# DATA EXTRACT
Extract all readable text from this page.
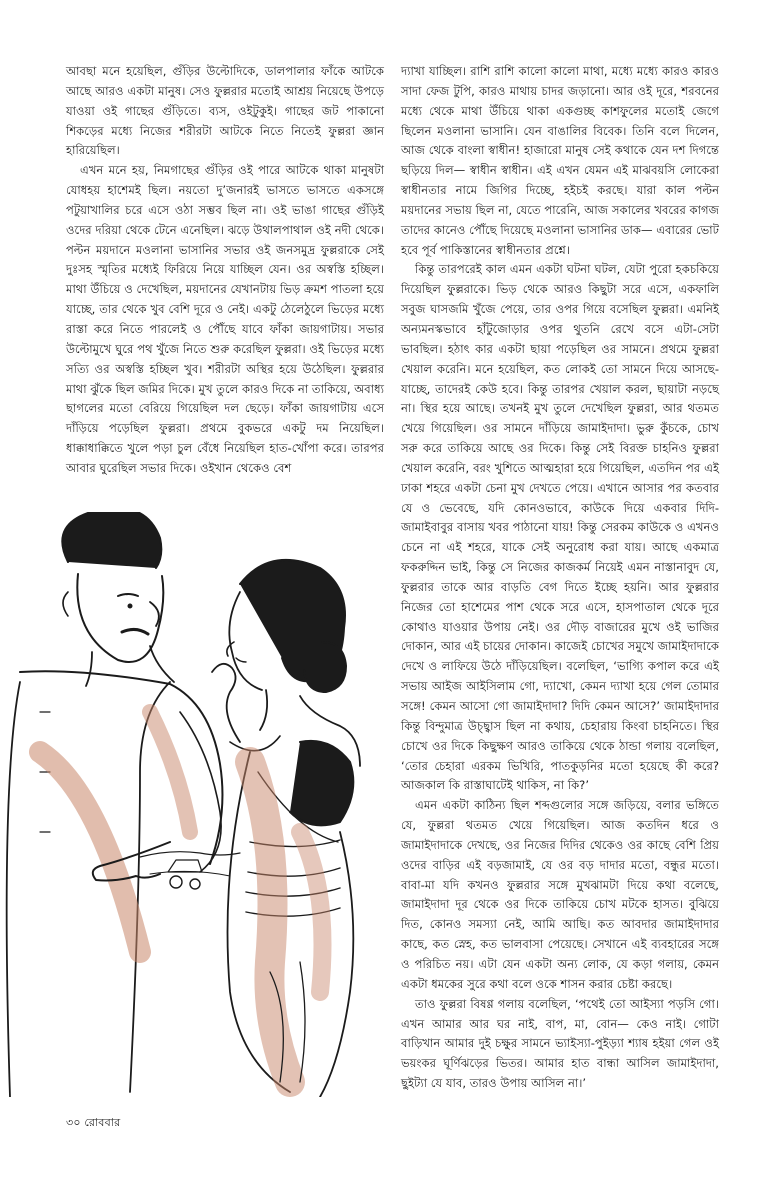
আবছা মনে হয়েছিল, গুঁড়ির উল্টোদিকে, ডালপালার ফাঁকে আটকে আছে আরও একটা মানুষ। সেও ফুল্লরার মতোই আশ্রয় নিয়েছে উপড়ে যাওয়া ওই গাছের গুঁড়িতে। ব্যস, ওইটুকুই। গাছের জট পাকানো শিকড়ের মধ্যে নিজের শরীরটা আটকে নিতে নিতেই ফুল্লরা জ্ঞান হারিয়েছিল।

এখন মনে হয়, নিমগাছের গুঁড়ির ওই পারে আটকে থাকা মানুষটা যোধহয় হাশেমই ছিল। নয়তো দু’জনারই ভাসতে ভাসতে একসঙ্গে পটুয়াখালির চরে এসে ওঠা সম্ভব ছিল না। ওই ভাঙা গাছের গুঁড়িই ওদের দরিয়া থেকে টেনে এনেছিল। ঝড়ে উথালপাথাল ওই নদী থেকে। পল্টন ময়দানে মওলানা ভাসানির সভার ওই জনসমুদ্র ফুল্লরাকে সেই দুঃসহ স্মৃতির মধ্যেই ফিরিয়ে নিয়ে যাচ্ছিল যেন। ওর অস্বস্তি হচ্ছিল। মাথা উঁচিয়ে ও দেখেছিল, ময়দানের যেখানটায় ভিড় ক্রমশ পাতলা হয়ে যাচ্ছে, তার থেকে খুব বেশি দূরে ও নেই। একটু ঠেলেঠুলে ভিড়ের মধ্যে রাস্তা করে নিতে পারলেই ও পৌঁছে যাবে ফাঁকা জায়গাটায়। সভার উল্টোমুখে ঘুরে পথ খুঁজে নিতে শুরু করেছিল ফুল্লরা। ওই ভিড়ের মধ্যে সত্যি ওর অস্বস্তি হচ্ছিল খুব। শরীরটা অস্থির হয়ে উঠেছিল। ফুল্লরার মাথা ঝুঁকে ছিল জমির দিকে। মুখ তুলে কারও দিকে না তাকিয়ে, অবাধ্য ছাগলের মতো বেরিয়ে গিয়েছিল দল ছেড়ে। ফাঁকা জায়গাটায় এসে দাঁড়িয়ে পড়েছিল ফুল্লরা। প্রথমে বুকভরে একটু দম নিয়েছিল। ধাক্কাধাক্কিতে খুলে পড়া চুল বেঁধে নিয়েছিল হাত-খোঁপা করে। তারপর আবার ঘুরেছিল সভার দিকে। ওইখান থেকেও বেশ

দ্যাখা যাচ্ছিল। রাশি রাশি কালো কালো মাথা, মধ্যে মধ্যে কারও কারও সাদা ফেজ টুপি, কারও মাথায় চাদর জড়ানো। আর ওই দূরে, শরবনের মধ্যে থেকে মাথা উঁচিয়ে থাকা একগুচ্ছ কাশফুলের মতোই জেগে ছিলেন মওলানা ভাসানি। যেন বাঙালির বিবেক। তিনি বলে দিলেন, আজ থেকে বাংলা স্বাধীন! হাজারো মানুষ সেই কথাকে যেন দশ দিগন্তে ছড়িয়ে দিল— স্বাধীন স্বাধীন। এই এখন যেমন এই মাঝবয়সি লোকেরা স্বাধীনতার নামে জিগির দিচ্ছে, হইচই করছে। যারা কাল পল্টন ময়দানের সভায় ছিল না, যেতে পারেনি, আজ সকালের খবরের কাগজ তাদের কানেও পৌঁছে দিয়েছে মওলানা ভাসানির ডাক— এবারের ভোট হবে পূর্ব পাকিস্তানের স্বাধীনতার প্রশ্নে।

কিন্তু তারপরেই কাল এমন একটা ঘটনা ঘটল, যেটা পুরো হকচকিয়ে দিয়েছিল ফুল্লরাকে। ভিড় থেকে আরও কিছুটা সরে এসে, একফালি সবুজ ঘাসজমি খুঁজে পেয়ে, তার ওপর গিয়ে বসেছিল ফুল্লরা। এমনিই অন্যমনস্কভাবে হাঁটুজোড়ার ওপর থুতনি রেখে বসে এটা-সেটা ভাবছিল। হঠাৎ কার একটা ছায়া পড়েছিল ওর সামনে। প্রথমে ফুল্লরা খেয়াল করেনি। মনে হয়েছিল, কত লোকই তো সামনে দিয়ে আসছে-যাচ্ছে, তাদেরই কেউ হবে। কিন্তু তারপর খেয়াল করল, ছায়াটা নড়ছে না। স্থির হয়ে আছে। তখনই মুখ তুলে দেখেছিল ফুল্লরা, আর থতমত খেয়ে গিয়েছিল। ওর সামনে দাঁড়িয়ে জামাইদাদা। ভুরু কুঁচকে, চোখ সরু করে তাকিয়ে আছে ওর দিকে। কিন্তু সেই বিরক্ত চাহনিও ফুল্লরা খেয়াল করেনি, বরং খুশিতে আত্মহারা হয়ে গিয়েছিল, এতদিন পর এই ঢাকা শহরে একটা চেনা মুখ দেখতে পেয়ে। এখানে আসার পর কতবার যে ও ভেবেছে, যদি কোনওভাবে, কাউকে দিয়ে একবার দিদি-জামাইবাবুর বাসায় খবর পাঠানো যায়! কিন্তু সেরকম কাউকে ও এখনও চেনে না এই শহরে, যাকে সেই অনুরোধ করা যায়। আছে একমাত্র ফকরুদ্দিন ভাই, কিন্তু সে নিজের কাজকর্ম নিয়েই এমন নাস্তানাবুদ যে, ফুল্লরার তাকে আর বাড়তি বেগ দিতে ইচ্ছে হয়নি। আর ফুল্লরার নিজের তো হাশেমের পাশ থেকে সরে এসে, হাসপাতাল থেকে দূরে কোথাও যাওয়ার উপায় নেই। ওর দৌড় বাজারের মুখে ওই ভাজির দোকান, আর এই চায়ের দোকান। কাজেই চোখের সমুখে জামাইদাদাকে দেখে ও লাফিয়ে উঠে দাঁড়িয়েছিল। বলেছিল, ‘ভাগ্যি কপাল করে এই সভায় আইজ আইসিলাম গো, দ্যাখো, কেমন দ্যাখা হয়ে গেল তোমার সঙ্গে! কেমন আসো গো জামাইদাদা? দিদি কেমন আসে?’ জামাইদাদার কিন্তু বিন্দুমাত্র উচ্ছ্বাস ছিল না কথায়, চেহারায় কিংবা চাহনিতে। স্থির চোখে ওর দিকে কিছুক্ষণ আরও তাকিয়ে থেকে ঠান্ডা গলায় বলেছিল, ‘তোর চেহারা এরকম ভিখিরি, পাতকুড়নির মতো হয়েছে কী করে? আজকাল কি রাস্তাঘাটেই থাকিস, না কি?’

এমন একটা কাঠিন্য ছিল শব্দগুলোর সঙ্গে জড়িয়ে, বলার ভঙ্গিতে যে, ফুল্লরা থতমত খেয়ে গিয়েছিল। আজ কতদিন ধরে ও জামাইদাদাকে দেখছে, ওর নিজের দিদির থেকেও ওর কাছে বেশি প্রিয় ওদের বাড়ির এই বড়জামাই, যে ওর বড় দাদার মতো, বন্ধুর মতো। বাবা-মা যদি কখনও ফুল্লরার সঙ্গে মুখঝামটা দিয়ে কথা বলেছে, জামাইদাদা দূর থেকে ওর দিকে তাকিয়ে চোখ মটকে হাসত। বুঝিয়ে দিত, কোনও সমস্যা নেই, আমি আছি। কত আবদার জামাইদাদার কাছে, কত স্নেহ, কত ভালবাসা পেয়েছে। সেখানে এই ব্যবহারের সঙ্গে ও পরিচিত নয়। এটা যেন একটা অন্য লোক, যে কড়া গলায়, কেমন একটা ধমকের সুরে কথা বলে ওকে শাসন করার চেষ্টা করছে।

তাও ফুল্লরা বিষণ্ণ গলায় বলেছিল, ‘পথেই তো আইস্যা পড়সি গো। এখন আমার আর ঘর নাই, বাপ, মা, বোন— কেও নাই। গোটা বাড়িখান আমার দুই চক্ষুর সামনে ভ্যাইস্যা-পুইড়্যা শ্যাষ হইয়া গেল ওই ভয়ংকর ঘূর্ণিঝড়ের ভিতর। আমার হাত বান্ধা আসিল জামাইদাদা, ছুইট্যা যে যাব, তারও উপায় আসিল না।’

৩০ রোববার
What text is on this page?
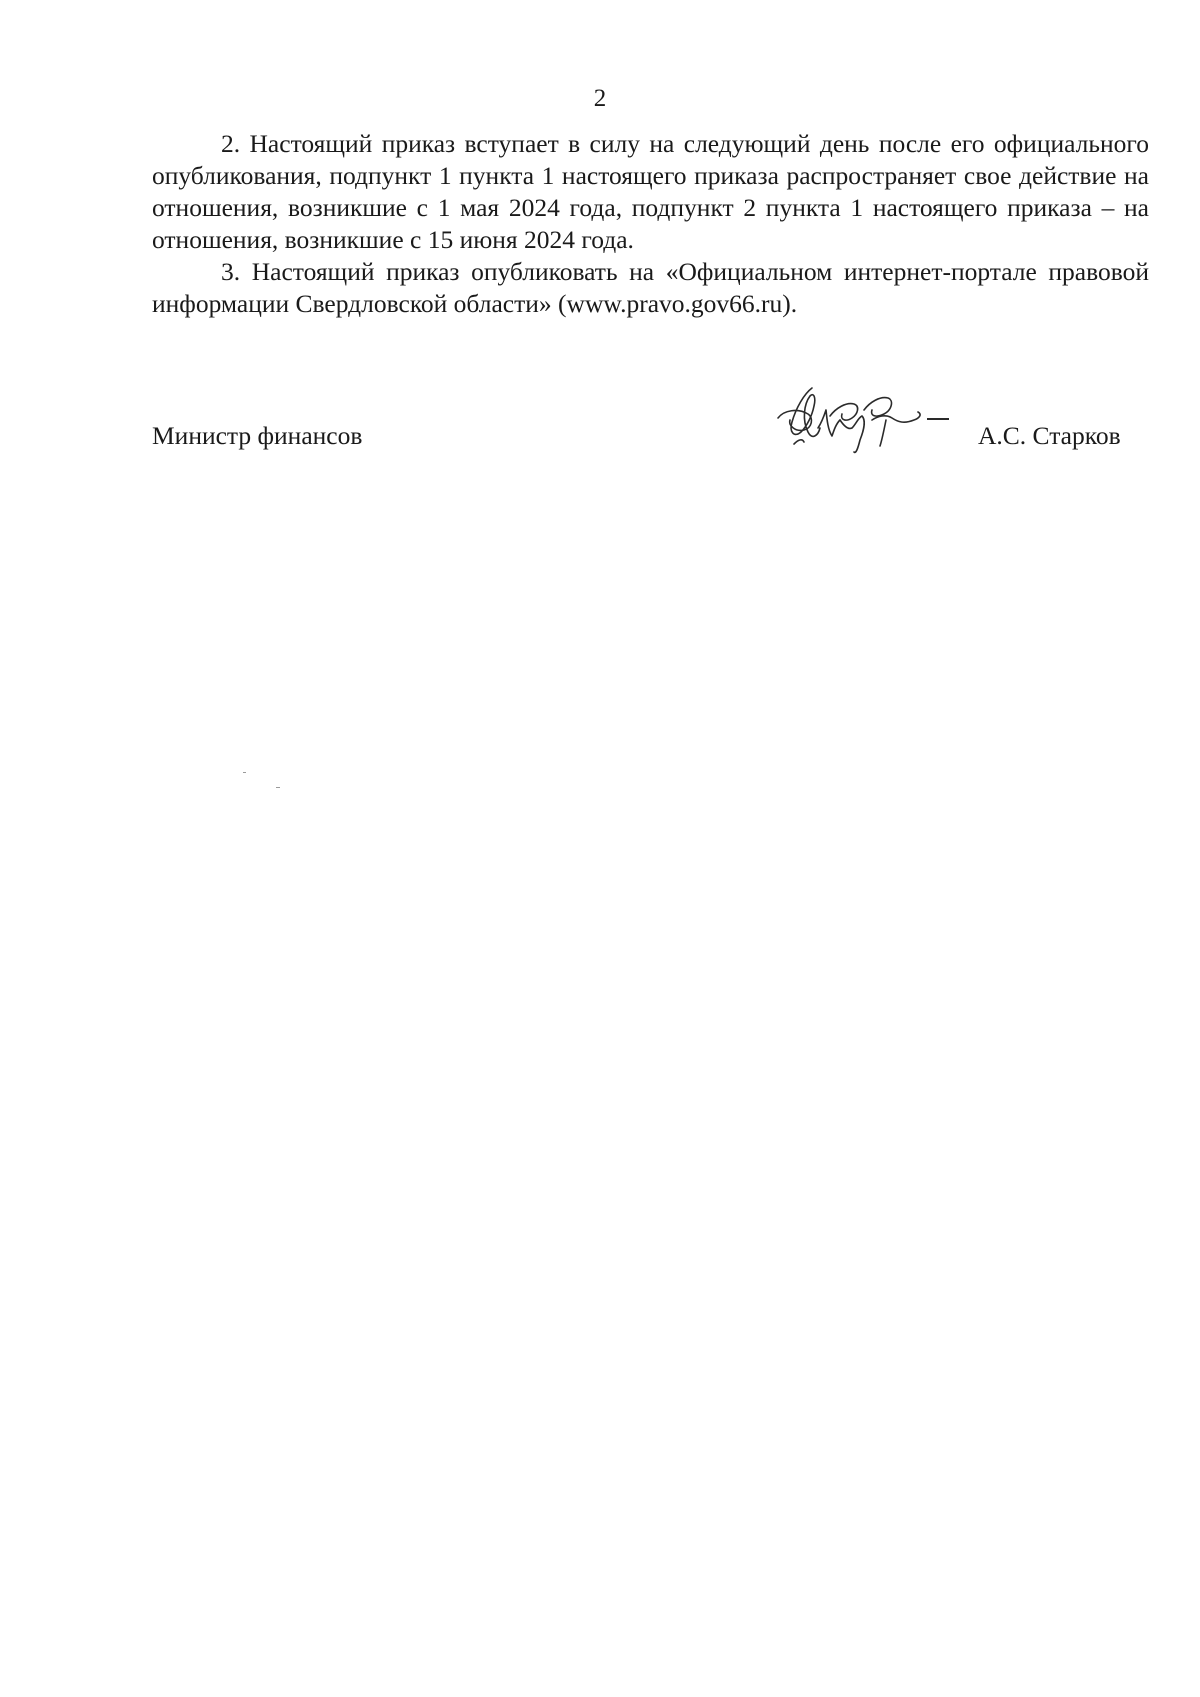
2

2. Настоящий приказ вступает в силу на следующий день после его официального опубликования, подпункт 1 пункта 1 настоящего приказа распространяет свое действие на отношения, возникшие с 1 мая 2024 года, подпункт 2 пункта 1 настоящего приказа – на отношения, возникшие с 15 июня 2024 года.

3. Настоящий приказ опубликовать на «Официальном интернет-портале правовой информации Свердловской области» (www.pravo.gov66.ru).

Министр финансов	А.С. Старков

# EXERCISE GOAL
Exactly the lines from the line with "What text is on this page?" through the last line of the listing, both included, should be extracted, and the pictures left behind.

# EXERCISE ANSWER
What text is on this page?
2

2. Настоящий приказ вступает в силу на следующий день после его официального опубликования, подпункт 1 пункта 1 настоящего приказа распространяет свое действие на отношения, возникшие с 1 мая 2024 года, подпункт 2 пункта 1 настоящего приказа – на отношения, возникшие с 15 июня 2024 года.

3. Настоящий приказ опубликовать на «Официальном интернет-портале правовой информации Свердловской области» (www.pravo.gov66.ru).

Министр финансов	А.С. Старков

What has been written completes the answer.